*** THE RECORDS

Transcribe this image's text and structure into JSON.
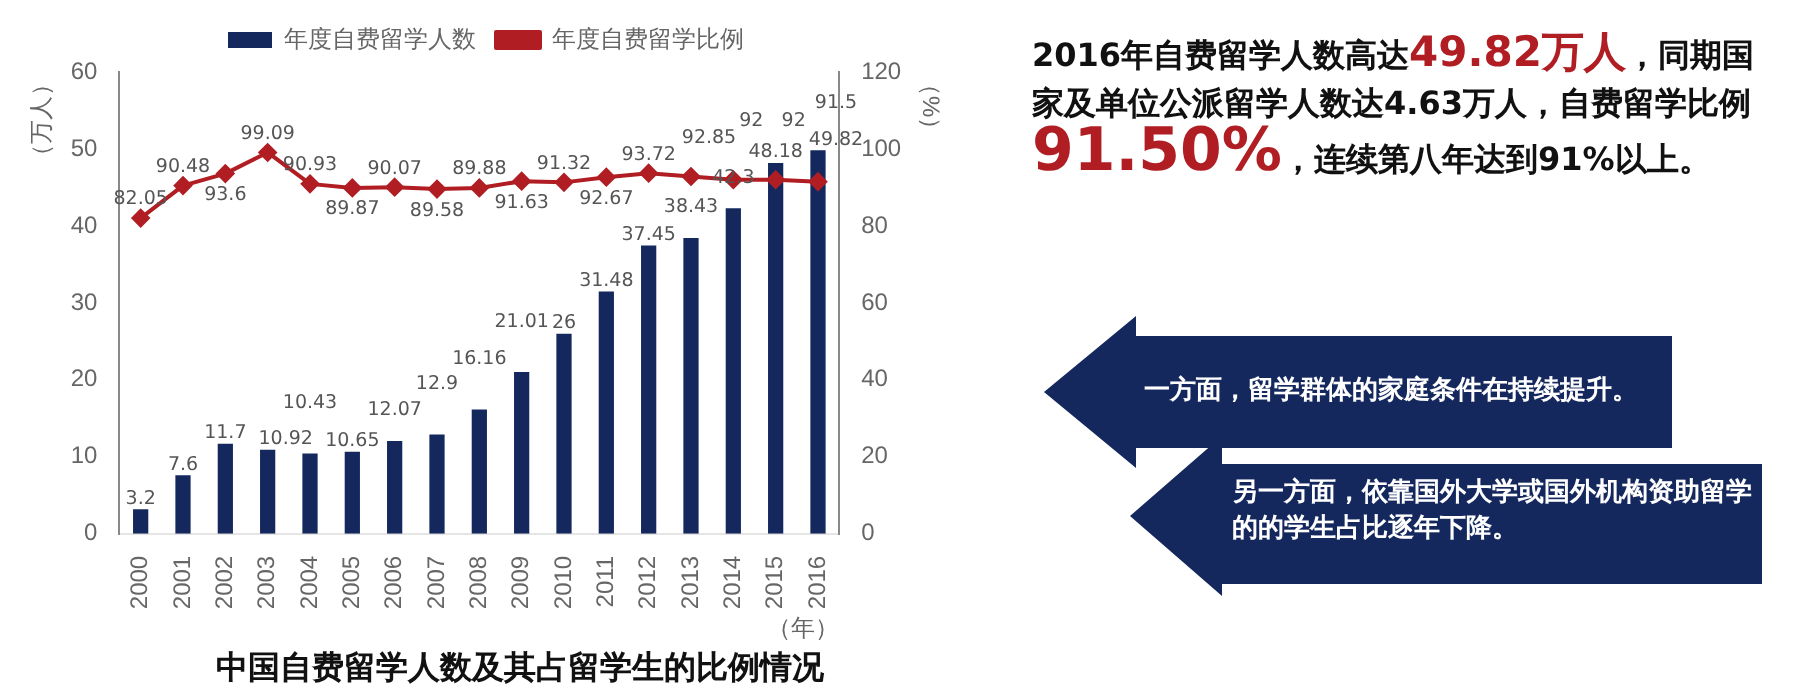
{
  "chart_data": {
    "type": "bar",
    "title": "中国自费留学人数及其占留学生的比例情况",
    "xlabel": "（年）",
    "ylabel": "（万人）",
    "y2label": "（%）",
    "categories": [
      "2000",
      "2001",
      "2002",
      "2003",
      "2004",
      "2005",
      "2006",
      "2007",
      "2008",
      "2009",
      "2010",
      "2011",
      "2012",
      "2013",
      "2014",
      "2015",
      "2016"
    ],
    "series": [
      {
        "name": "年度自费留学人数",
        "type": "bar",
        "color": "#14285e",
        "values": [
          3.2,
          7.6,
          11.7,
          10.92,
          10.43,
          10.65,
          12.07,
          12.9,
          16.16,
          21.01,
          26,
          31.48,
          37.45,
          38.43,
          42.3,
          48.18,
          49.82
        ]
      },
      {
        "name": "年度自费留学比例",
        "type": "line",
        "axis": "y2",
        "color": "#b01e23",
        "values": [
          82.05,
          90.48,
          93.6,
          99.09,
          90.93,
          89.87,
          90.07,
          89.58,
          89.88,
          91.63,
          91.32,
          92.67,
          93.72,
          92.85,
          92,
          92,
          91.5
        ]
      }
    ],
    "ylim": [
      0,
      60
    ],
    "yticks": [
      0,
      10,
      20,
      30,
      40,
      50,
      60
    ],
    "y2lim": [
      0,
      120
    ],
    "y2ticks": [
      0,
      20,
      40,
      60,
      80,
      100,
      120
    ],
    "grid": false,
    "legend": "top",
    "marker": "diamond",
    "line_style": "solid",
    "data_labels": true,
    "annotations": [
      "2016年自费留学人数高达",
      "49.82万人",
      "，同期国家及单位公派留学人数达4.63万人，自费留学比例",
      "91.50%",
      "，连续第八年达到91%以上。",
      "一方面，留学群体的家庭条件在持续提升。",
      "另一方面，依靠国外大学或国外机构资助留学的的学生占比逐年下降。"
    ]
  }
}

******
*** THE RECORDS

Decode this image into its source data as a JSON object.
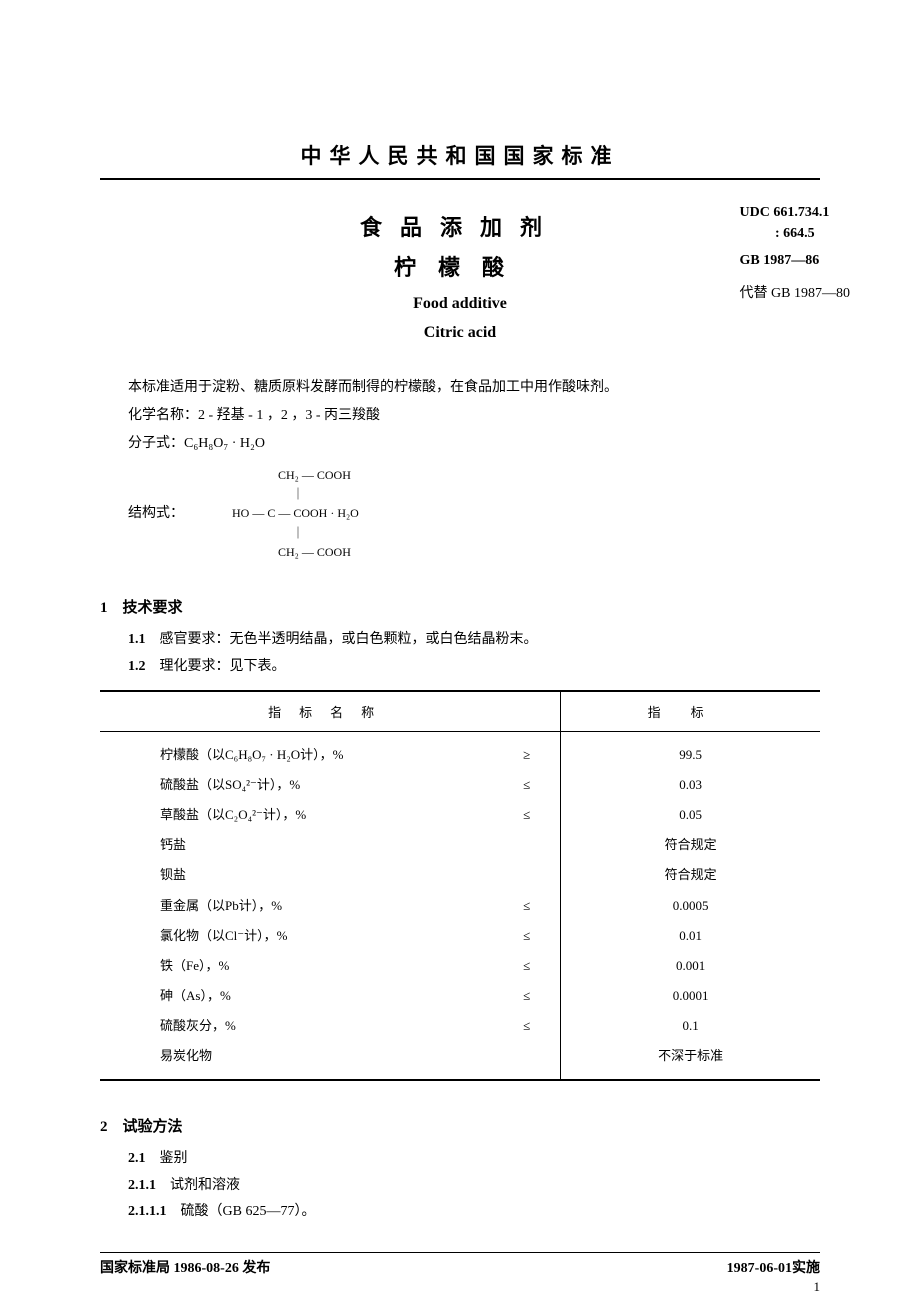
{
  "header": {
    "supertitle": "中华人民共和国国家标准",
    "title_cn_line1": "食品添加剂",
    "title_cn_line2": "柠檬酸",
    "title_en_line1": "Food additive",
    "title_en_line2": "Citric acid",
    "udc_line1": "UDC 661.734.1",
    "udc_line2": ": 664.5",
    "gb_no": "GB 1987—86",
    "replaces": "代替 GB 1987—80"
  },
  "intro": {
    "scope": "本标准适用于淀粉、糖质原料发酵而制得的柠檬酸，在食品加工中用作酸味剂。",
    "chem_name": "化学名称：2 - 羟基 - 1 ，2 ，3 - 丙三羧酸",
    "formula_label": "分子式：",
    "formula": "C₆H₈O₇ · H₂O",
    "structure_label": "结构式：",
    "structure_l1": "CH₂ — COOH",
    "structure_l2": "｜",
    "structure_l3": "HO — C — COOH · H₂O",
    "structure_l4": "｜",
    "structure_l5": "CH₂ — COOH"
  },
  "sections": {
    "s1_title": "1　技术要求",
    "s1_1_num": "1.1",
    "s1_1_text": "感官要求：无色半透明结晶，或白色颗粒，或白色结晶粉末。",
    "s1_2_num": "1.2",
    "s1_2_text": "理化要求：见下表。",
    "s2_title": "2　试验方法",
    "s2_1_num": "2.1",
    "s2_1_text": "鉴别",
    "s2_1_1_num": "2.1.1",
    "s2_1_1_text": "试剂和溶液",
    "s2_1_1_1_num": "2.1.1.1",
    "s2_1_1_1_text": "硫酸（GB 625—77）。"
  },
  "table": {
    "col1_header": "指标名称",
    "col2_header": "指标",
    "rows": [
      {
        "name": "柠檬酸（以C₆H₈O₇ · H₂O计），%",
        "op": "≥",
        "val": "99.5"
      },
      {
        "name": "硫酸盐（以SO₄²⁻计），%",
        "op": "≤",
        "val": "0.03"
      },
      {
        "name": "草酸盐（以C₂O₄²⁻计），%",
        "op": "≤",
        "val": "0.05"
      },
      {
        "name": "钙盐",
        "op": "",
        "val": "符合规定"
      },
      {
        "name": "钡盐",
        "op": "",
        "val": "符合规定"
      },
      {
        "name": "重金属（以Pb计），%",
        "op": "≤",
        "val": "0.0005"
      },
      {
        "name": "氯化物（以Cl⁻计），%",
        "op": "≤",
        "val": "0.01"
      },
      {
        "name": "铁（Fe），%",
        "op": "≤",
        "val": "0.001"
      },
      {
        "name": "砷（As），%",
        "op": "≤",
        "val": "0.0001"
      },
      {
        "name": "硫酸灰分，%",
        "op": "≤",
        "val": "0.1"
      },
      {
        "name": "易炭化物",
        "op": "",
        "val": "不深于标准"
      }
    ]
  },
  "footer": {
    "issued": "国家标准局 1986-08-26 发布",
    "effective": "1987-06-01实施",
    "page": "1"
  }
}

******

GIVEN TASK: A number is the only answer here: how many lines of the material above contain "COOH"?

OUTPUT OF THE EXERCISE: 3